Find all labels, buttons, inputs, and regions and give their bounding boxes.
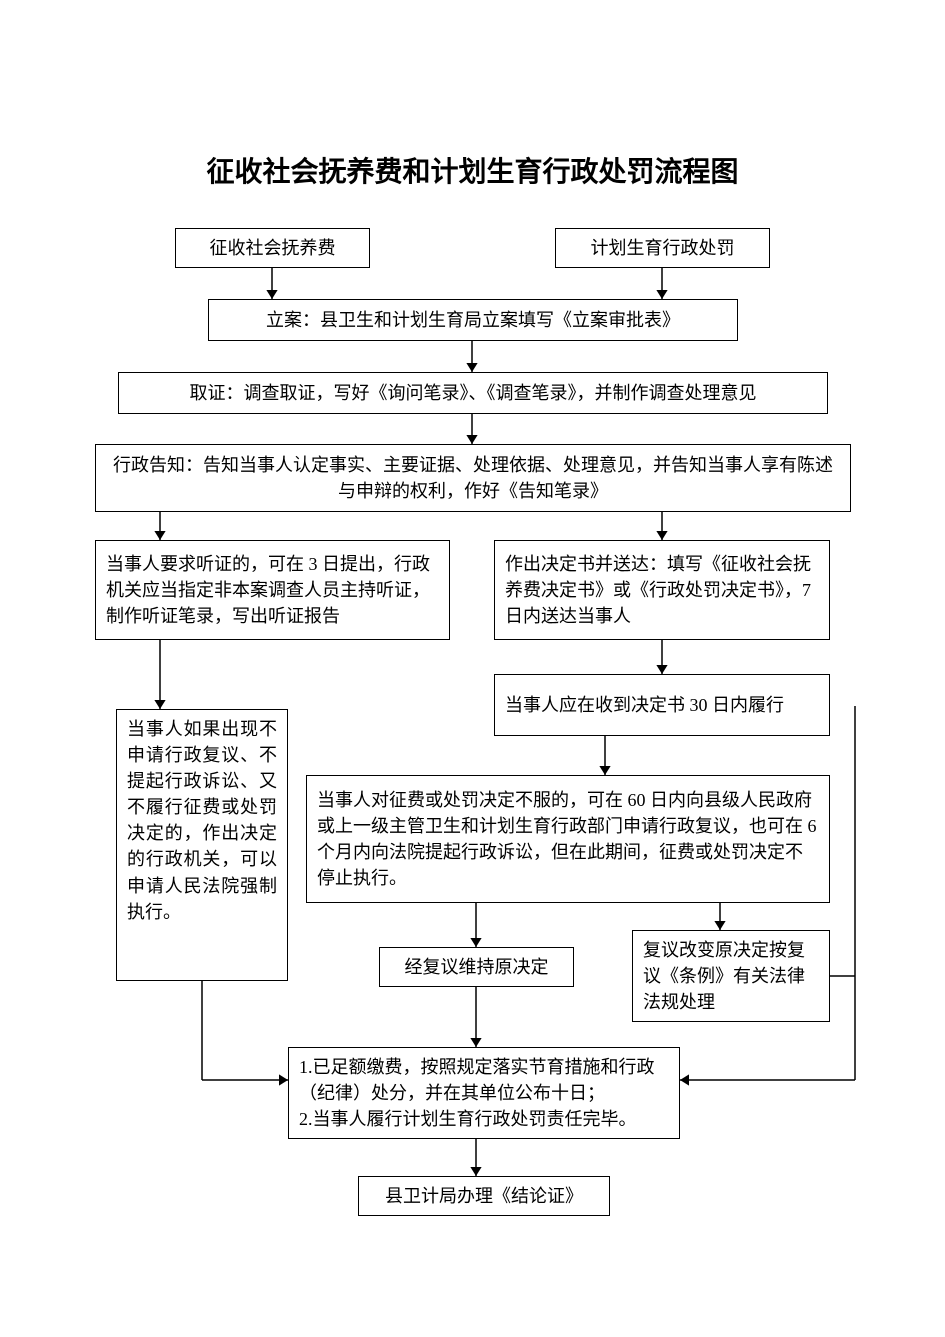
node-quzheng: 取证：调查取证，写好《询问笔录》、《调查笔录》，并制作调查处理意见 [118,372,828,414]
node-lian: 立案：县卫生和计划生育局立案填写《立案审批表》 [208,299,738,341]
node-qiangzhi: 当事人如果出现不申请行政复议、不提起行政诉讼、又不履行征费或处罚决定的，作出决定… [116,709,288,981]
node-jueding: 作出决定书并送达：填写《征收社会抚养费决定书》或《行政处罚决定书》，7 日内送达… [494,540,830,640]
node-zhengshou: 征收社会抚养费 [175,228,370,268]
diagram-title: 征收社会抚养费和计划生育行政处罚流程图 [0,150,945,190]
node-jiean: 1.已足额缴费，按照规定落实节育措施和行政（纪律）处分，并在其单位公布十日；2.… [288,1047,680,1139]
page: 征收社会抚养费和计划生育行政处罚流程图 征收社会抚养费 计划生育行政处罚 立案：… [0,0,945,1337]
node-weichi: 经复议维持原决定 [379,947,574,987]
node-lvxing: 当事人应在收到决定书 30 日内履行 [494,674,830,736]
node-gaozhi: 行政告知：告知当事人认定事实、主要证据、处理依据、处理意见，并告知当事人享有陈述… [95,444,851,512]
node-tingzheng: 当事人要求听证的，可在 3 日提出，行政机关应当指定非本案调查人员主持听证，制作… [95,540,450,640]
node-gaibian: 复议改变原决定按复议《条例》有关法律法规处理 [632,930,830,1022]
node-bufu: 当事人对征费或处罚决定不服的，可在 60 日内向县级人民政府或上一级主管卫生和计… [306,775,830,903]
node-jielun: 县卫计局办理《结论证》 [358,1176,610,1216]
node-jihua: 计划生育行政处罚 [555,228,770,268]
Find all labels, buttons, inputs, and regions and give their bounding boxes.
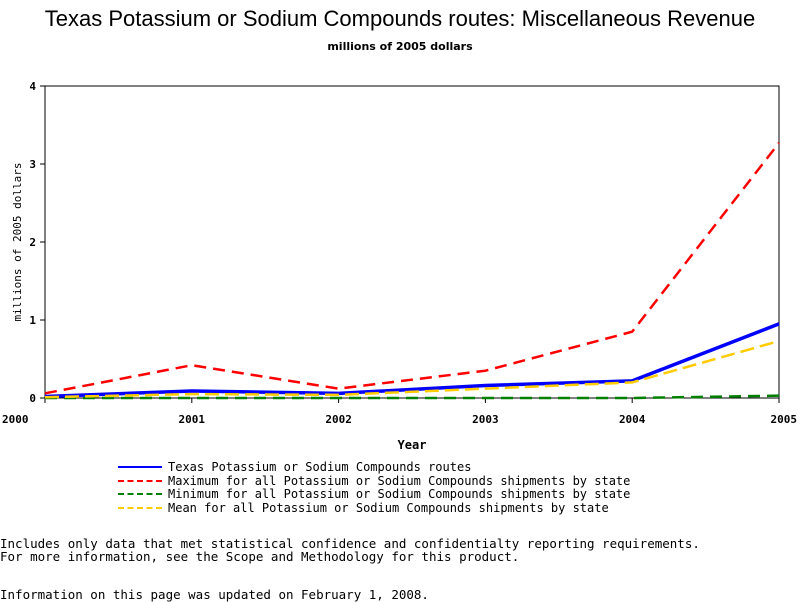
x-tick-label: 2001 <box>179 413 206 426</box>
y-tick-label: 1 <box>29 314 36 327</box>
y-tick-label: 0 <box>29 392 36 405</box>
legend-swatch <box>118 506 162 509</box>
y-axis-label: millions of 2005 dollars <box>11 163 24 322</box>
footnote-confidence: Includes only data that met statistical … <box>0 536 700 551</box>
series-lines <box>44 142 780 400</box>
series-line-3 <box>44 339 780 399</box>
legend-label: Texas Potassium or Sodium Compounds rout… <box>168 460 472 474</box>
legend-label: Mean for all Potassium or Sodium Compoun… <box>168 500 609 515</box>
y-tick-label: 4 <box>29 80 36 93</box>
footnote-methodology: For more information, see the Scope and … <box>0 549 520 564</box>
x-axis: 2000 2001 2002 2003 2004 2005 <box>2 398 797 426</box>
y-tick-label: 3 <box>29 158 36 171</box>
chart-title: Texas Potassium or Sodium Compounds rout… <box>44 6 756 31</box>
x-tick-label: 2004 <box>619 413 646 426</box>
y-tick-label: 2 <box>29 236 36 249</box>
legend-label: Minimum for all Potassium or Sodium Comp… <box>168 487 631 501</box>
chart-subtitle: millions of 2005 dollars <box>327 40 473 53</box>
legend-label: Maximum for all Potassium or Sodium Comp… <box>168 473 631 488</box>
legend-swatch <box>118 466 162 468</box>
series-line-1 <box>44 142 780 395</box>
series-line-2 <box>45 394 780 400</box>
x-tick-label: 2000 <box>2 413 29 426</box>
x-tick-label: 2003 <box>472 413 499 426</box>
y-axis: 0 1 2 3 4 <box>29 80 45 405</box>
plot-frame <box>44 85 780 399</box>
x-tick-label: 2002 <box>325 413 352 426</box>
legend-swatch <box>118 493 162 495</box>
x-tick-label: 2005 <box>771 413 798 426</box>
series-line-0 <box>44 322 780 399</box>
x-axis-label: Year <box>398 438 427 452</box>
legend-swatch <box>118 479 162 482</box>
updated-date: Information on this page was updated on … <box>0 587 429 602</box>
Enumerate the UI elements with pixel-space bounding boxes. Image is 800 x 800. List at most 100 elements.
───
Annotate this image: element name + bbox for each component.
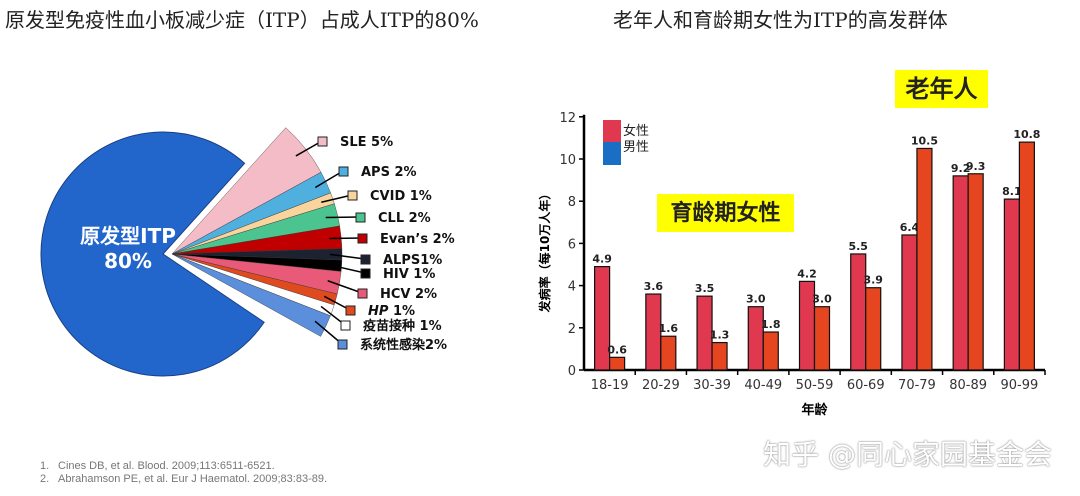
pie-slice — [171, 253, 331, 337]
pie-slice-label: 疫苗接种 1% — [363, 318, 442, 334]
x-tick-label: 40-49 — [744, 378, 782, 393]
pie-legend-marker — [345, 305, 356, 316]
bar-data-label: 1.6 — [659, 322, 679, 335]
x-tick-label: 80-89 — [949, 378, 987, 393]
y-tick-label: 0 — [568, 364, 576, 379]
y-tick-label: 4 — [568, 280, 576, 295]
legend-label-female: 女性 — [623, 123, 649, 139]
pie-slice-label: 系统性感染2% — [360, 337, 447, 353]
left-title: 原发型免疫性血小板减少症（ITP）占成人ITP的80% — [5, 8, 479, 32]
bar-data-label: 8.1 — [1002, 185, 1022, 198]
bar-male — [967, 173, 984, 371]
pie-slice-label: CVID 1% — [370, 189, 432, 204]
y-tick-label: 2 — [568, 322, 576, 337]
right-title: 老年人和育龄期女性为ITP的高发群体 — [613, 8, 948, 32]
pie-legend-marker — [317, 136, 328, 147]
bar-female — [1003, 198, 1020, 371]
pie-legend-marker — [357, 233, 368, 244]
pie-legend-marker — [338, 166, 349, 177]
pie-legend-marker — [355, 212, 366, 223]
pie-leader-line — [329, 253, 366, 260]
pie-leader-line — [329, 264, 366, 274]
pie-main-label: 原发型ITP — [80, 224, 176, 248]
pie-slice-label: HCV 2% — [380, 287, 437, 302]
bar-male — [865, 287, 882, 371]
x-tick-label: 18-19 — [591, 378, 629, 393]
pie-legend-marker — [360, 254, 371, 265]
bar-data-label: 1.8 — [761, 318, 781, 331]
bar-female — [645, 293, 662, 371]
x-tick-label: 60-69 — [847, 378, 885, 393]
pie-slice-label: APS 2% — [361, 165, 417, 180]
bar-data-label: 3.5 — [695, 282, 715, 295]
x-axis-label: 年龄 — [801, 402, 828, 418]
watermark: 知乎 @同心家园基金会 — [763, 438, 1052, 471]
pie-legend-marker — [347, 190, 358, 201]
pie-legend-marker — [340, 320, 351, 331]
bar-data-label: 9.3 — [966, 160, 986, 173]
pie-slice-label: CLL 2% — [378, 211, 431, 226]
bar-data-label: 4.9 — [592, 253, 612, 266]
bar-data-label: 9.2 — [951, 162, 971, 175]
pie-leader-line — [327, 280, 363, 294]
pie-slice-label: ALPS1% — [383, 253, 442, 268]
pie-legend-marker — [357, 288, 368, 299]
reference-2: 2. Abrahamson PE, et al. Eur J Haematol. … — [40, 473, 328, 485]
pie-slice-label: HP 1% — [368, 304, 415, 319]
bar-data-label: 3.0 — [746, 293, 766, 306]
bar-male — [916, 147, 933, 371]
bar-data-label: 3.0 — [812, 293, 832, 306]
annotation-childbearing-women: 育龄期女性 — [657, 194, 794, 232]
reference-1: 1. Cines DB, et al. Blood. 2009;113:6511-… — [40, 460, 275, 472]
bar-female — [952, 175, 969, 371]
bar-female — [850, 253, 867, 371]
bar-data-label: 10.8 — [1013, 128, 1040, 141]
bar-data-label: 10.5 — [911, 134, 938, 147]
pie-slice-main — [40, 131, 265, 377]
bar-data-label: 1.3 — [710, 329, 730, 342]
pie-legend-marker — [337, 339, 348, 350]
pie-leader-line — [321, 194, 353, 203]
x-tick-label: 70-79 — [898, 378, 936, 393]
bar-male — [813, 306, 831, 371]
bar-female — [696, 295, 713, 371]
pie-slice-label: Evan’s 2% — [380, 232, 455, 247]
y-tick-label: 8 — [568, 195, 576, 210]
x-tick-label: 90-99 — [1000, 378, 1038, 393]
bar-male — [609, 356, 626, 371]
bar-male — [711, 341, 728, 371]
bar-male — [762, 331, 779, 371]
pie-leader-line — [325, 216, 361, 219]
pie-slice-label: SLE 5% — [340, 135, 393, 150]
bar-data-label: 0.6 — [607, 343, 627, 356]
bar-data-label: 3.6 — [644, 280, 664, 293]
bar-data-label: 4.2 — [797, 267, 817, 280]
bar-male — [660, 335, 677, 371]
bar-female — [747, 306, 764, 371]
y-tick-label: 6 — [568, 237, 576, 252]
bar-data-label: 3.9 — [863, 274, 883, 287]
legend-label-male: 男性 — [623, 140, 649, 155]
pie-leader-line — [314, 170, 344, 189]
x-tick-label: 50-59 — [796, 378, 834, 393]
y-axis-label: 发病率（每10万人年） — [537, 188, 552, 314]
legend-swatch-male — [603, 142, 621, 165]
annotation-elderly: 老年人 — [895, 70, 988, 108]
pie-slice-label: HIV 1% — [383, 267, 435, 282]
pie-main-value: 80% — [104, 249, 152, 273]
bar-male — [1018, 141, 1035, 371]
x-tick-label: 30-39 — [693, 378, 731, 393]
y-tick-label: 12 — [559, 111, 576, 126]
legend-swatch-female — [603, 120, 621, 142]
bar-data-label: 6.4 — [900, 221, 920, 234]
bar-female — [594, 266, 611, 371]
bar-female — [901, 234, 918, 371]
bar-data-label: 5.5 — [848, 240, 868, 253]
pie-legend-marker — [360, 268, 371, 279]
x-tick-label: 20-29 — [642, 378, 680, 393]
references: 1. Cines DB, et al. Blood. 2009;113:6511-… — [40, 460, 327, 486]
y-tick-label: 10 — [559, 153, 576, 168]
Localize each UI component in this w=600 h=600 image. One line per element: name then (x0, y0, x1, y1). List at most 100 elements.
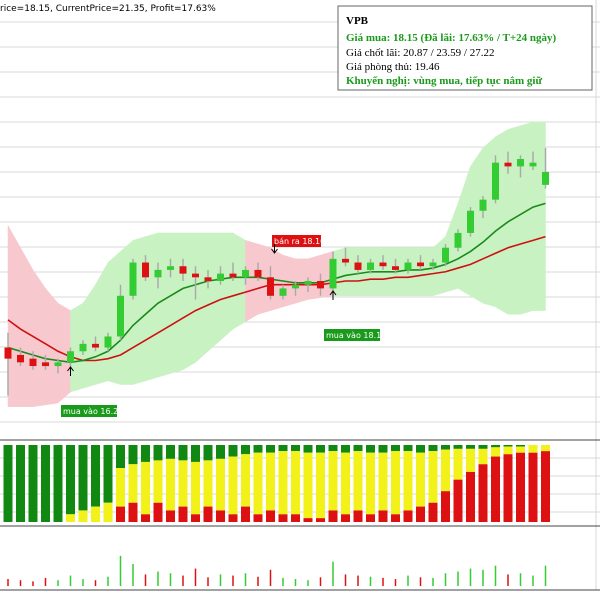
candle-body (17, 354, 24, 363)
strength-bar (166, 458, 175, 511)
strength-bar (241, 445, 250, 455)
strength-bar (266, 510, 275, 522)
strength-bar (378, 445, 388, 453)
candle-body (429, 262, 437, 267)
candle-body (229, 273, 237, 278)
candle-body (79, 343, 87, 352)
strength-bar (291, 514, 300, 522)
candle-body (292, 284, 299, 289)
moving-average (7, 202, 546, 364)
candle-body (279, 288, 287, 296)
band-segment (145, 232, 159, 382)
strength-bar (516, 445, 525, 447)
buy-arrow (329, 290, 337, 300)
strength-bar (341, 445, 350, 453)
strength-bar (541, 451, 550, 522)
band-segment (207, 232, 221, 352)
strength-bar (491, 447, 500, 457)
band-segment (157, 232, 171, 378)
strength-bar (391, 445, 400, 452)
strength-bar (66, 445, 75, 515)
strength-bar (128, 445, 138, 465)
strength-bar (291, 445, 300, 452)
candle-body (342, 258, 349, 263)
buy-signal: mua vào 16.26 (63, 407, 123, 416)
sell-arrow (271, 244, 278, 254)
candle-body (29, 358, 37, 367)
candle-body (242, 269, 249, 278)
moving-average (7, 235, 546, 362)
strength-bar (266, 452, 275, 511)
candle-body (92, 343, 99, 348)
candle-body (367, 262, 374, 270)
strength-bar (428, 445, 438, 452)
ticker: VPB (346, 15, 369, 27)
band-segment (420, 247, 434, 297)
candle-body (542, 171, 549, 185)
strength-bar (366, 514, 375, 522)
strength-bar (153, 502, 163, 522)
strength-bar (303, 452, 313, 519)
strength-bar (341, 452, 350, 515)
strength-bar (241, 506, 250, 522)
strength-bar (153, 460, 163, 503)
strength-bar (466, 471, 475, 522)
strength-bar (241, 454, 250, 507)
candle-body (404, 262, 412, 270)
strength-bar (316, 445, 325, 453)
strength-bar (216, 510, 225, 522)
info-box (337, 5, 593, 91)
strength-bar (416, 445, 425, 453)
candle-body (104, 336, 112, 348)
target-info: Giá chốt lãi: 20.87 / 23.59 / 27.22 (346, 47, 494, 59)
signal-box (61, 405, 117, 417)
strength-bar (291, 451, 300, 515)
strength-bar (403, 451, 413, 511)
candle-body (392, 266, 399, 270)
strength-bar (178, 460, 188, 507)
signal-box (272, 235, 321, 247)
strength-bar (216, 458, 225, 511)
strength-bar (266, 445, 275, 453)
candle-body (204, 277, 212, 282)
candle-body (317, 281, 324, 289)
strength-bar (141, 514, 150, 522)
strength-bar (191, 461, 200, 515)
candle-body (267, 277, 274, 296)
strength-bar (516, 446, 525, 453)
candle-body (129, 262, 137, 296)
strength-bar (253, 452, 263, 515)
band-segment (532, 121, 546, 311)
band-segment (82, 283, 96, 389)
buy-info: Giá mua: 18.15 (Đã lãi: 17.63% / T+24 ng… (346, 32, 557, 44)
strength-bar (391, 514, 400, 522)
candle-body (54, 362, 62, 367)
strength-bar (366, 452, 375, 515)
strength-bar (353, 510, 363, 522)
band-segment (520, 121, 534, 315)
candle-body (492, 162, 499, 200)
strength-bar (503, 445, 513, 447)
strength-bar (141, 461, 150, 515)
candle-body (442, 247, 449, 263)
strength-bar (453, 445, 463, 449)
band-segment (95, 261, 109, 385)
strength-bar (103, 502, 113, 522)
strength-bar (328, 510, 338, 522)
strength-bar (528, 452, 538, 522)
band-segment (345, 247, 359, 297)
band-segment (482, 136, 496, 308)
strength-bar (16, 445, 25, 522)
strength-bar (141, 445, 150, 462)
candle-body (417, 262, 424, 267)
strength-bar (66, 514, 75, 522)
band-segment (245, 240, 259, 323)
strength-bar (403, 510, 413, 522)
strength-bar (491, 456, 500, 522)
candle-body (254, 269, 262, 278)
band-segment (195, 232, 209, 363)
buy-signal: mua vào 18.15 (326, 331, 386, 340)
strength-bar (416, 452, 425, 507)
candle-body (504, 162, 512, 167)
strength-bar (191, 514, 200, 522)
───
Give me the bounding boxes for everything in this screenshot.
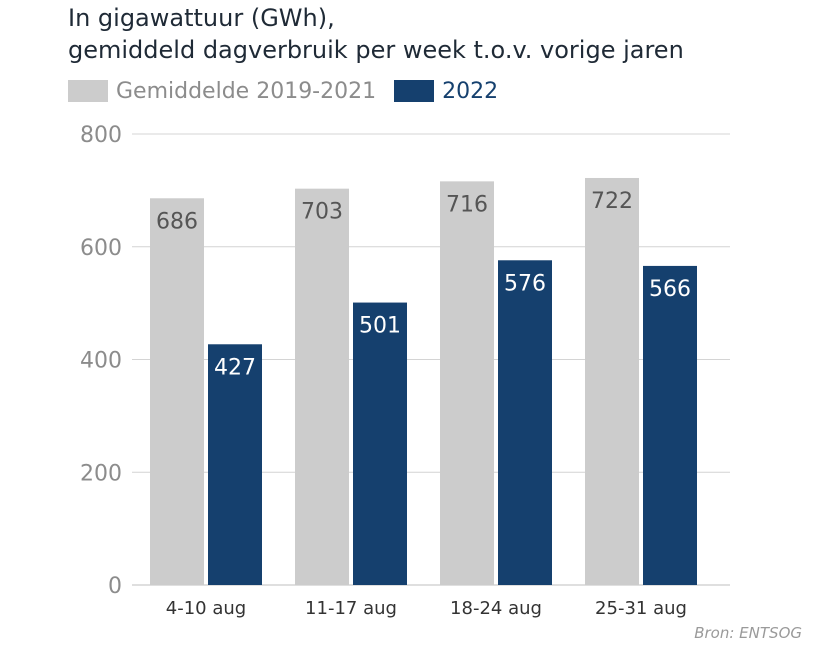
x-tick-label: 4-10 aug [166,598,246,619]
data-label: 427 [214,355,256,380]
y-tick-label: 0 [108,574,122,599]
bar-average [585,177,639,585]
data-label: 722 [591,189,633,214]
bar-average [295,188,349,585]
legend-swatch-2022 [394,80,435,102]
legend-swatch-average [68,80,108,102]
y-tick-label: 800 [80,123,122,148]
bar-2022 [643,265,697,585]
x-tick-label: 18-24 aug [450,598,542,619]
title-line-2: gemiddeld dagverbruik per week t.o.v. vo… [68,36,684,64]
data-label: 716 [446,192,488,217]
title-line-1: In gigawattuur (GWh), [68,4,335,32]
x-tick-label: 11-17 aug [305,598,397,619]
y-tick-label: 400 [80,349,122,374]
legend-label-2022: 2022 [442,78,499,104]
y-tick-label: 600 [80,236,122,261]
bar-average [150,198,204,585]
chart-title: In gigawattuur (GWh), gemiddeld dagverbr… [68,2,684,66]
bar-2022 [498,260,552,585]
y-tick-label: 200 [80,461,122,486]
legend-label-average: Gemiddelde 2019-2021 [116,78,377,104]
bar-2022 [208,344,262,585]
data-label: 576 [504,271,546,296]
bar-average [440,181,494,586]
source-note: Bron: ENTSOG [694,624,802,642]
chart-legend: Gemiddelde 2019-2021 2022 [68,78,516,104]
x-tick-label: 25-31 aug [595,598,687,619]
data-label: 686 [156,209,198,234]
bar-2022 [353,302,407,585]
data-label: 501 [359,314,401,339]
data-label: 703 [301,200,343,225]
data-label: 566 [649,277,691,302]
───
Can you repeat, character for character, the data from the line containing "x-tick-label: 2001 <box>179 413 206 426</box>" through the line containing "y-tick-label: 2 <box>29 236 36 249</box>", including both of those lines?

## RESULT FOR THIS TASK
x-tick-label: 2001 <box>179 413 206 426</box>
y-tick-label: 1 <box>29 314 36 327</box>
y-tick-label: 0 <box>29 392 36 405</box>
legend-swatch <box>118 506 162 509</box>
y-axis-label: millions of 2005 dollars <box>11 163 24 322</box>
footnote-confidence: Includes only data that met statistical … <box>0 536 700 551</box>
series-lines <box>44 142 780 400</box>
series-line-3 <box>44 339 780 399</box>
legend-label: Texas Potassium or Sodium Compounds rout… <box>168 460 472 474</box>
legend-label: Mean for all Potassium or Sodium Compoun… <box>168 500 609 515</box>
y-tick-label: 4 <box>29 80 36 93</box>
footnote-methodology: For more information, see the Scope and … <box>0 549 520 564</box>
x-axis: 2000 2001 2002 2003 2004 2005 <box>2 398 797 426</box>
y-tick-label: 3 <box>29 158 36 171</box>
chart-title: Texas Potassium or Sodium Compounds rout… <box>44 6 756 31</box>
x-tick-label: 2004 <box>619 413 646 426</box>
y-tick-label: 2 <box>29 236 36 249</box>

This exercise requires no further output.